## Exercise task
Exactly reproduce the lines from the line that has "Convert this document image to plain text." down to the last line of the entries, inclusive.

## Task inputs
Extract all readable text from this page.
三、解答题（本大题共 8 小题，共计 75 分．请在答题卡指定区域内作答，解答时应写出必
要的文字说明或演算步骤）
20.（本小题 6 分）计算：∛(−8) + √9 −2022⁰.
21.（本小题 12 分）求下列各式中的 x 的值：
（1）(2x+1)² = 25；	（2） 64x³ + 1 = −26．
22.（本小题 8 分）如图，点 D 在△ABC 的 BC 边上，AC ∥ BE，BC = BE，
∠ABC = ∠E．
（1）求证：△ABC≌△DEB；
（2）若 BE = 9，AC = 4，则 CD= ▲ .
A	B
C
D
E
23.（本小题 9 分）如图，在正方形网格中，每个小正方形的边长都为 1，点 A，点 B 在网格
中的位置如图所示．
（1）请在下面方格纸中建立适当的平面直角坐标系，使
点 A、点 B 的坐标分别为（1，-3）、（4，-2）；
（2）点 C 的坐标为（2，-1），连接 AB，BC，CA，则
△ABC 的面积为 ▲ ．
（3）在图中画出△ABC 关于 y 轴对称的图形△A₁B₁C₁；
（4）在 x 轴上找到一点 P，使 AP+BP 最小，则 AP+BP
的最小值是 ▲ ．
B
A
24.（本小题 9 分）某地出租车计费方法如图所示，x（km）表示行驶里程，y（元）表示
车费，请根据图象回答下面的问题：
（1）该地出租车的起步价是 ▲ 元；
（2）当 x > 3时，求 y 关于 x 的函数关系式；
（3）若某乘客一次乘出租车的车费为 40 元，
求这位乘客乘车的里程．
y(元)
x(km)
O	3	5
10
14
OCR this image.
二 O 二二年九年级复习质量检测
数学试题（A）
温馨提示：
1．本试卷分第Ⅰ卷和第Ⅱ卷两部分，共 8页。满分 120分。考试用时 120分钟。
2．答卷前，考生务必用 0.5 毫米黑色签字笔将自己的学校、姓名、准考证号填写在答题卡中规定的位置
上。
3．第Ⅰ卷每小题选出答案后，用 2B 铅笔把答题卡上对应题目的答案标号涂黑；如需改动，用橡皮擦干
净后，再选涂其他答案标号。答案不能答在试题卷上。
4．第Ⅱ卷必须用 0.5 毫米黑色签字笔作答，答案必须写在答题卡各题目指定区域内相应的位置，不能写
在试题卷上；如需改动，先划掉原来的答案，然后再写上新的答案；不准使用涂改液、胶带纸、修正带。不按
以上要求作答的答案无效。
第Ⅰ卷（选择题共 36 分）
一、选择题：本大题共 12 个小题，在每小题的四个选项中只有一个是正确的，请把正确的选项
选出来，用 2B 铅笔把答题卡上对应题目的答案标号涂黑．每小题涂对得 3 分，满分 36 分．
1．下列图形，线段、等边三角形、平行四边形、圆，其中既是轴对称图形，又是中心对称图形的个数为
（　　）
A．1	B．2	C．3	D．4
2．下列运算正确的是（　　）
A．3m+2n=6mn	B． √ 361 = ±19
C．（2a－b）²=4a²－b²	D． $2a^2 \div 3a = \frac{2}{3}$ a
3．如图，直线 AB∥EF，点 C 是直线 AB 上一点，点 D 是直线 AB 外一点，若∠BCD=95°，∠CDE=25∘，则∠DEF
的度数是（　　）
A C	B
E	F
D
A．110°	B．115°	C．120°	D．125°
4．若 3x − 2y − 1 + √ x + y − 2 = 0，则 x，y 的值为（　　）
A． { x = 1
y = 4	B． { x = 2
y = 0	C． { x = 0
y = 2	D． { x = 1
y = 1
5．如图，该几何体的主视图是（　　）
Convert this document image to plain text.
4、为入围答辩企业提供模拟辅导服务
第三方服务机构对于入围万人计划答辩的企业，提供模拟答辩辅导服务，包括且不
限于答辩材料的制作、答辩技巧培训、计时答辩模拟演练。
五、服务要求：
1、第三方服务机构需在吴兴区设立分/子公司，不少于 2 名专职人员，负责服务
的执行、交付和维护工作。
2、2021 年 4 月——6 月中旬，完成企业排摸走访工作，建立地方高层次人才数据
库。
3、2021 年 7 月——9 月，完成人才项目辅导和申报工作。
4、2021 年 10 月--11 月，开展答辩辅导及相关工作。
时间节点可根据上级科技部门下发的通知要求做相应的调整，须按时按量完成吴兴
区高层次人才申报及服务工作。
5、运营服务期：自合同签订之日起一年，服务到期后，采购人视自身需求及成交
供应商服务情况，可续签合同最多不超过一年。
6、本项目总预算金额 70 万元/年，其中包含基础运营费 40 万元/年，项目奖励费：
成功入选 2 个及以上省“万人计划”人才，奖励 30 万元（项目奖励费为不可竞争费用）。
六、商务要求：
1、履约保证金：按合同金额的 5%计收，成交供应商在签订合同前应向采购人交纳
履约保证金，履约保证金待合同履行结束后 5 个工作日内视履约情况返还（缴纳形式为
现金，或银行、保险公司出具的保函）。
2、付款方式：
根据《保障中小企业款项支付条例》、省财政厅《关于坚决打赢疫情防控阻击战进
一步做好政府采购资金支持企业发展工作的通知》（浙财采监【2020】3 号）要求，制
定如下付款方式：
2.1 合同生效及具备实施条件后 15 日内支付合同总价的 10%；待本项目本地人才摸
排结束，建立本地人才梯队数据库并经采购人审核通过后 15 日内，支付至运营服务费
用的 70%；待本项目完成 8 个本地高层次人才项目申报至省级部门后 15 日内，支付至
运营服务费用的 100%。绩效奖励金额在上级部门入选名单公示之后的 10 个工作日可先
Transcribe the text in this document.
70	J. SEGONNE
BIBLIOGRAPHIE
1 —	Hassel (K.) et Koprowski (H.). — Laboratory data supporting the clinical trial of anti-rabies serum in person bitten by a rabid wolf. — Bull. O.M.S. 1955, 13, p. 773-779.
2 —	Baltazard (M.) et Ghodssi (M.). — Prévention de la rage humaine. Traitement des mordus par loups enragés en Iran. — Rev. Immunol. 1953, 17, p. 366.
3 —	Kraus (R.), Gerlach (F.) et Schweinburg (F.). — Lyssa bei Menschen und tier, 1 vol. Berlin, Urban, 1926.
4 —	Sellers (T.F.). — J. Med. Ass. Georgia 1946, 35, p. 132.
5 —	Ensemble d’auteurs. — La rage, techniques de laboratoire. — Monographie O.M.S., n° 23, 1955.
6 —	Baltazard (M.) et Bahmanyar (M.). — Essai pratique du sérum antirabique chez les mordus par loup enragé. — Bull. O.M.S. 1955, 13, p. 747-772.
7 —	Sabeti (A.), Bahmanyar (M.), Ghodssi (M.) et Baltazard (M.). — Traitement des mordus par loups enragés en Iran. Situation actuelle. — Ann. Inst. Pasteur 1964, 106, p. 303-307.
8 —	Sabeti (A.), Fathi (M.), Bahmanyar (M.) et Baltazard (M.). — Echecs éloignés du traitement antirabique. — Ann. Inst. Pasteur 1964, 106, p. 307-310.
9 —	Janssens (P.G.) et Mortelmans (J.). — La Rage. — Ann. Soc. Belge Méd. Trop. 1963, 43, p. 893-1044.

## Solution to the problem
Convert this document image to plain text.
4、为入围答辩企业提供模拟辅导服务
第三方服务机构对于入围万人计划答辩的企业，提供模拟答辩辅导服务，包括且不
限于答辩材料的制作、答辩技巧培训、计时答辩模拟演练。
五、服务要求：
1、第三方服务机构需在吴兴区设立分/子公司，不少于 2 名专职人员，负责服务
的执行、交付和维护工作。
2、2021 年 4 月——6 月中旬，完成企业排摸走访工作，建立地方高层次人才数据
库。
3、2021 年 7 月——9 月，完成人才项目辅导和申报工作。
4、2021 年 10 月--11 月，开展答辩辅导及相关工作。
时间节点可根据上级科技部门下发的通知要求做相应的调整，须按时按量完成吴兴
区高层次人才申报及服务工作。
5、运营服务期：自合同签订之日起一年，服务到期后，采购人视自身需求及成交
供应商服务情况，可续签合同最多不超过一年。
6、本项目总预算金额 70 万元/年，其中包含基础运营费 40 万元/年，项目奖励费：
成功入选 2 个及以上省“万人计划”人才，奖励 30 万元（项目奖励费为不可竞争费用）。
六、商务要求：
1、履约保证金：按合同金额的 5%计收，成交供应商在签订合同前应向采购人交纳
履约保证金，履约保证金待合同履行结束后 5 个工作日内视履约情况返还（缴纳形式为
现金，或银行、保险公司出具的保函）。
2、付款方式：
根据《保障中小企业款项支付条例》、省财政厅《关于坚决打赢疫情防控阻击战进
一步做好政府采购资金支持企业发展工作的通知》（浙财采监【2020】3 号）要求，制
定如下付款方式：
2.1 合同生效及具备实施条件后 15 日内支付合同总价的 10%；待本项目本地人才摸
排结束，建立本地人才梯队数据库并经采购人审核通过后 15 日内，支付至运营服务费
用的 70%；待本项目完成 8 个本地高层次人才项目申报至省级部门后 15 日内，支付至
运营服务费用的 100%。绩效奖励金额在上级部门入选名单公示之后的 10 个工作日可先
Transcribe the text in this document.
70	J. SEGONNE
BIBLIOGRAPHIE
1 —	Hassel (K.) et Koprowski (H.). — Laboratory data supporting the clinical trial of anti-rabies serum in person bitten by a rabid wolf. — Bull. O.M.S. 1955, 13, p. 773-779.
2 —	Baltazard (M.) et Ghodssi (M.). — Prévention de la rage humaine. Traitement des mordus par loups enragés en Iran. — Rev. Immunol. 1953, 17, p. 366.
3 —	Kraus (R.), Gerlach (F.) et Schweinburg (F.). — Lyssa bei Menschen und tier, 1 vol. Berlin, Urban, 1926.
4 —	Sellers (T.F.). — J. Med. Ass. Georgia 1946, 35, p. 132.
5 —	Ensemble d’auteurs. — La rage, techniques de laboratoire. — Monographie O.M.S., n° 23, 1955.
6 —	Baltazard (M.) et Bahmanyar (M.). — Essai pratique du sérum antirabique chez les mordus par loup enragé. — Bull. O.M.S. 1955, 13, p. 747-772.
7 —	Sabeti (A.), Bahmanyar (M.), Ghodssi (M.) et Baltazard (M.). — Traitement des mordus par loups enragés en Iran. Situation actuelle. — Ann. Inst. Pasteur 1964, 106, p. 303-307.
8 —	Sabeti (A.), Fathi (M.), Bahmanyar (M.) et Baltazard (M.). — Echecs éloignés du traitement antirabique. — Ann. Inst. Pasteur 1964, 106, p. 307-310.
9 —	Janssens (P.G.) et Mortelmans (J.). — La Rage. — Ann. Soc. Belge Méd. Trop. 1963, 43, p. 893-1044.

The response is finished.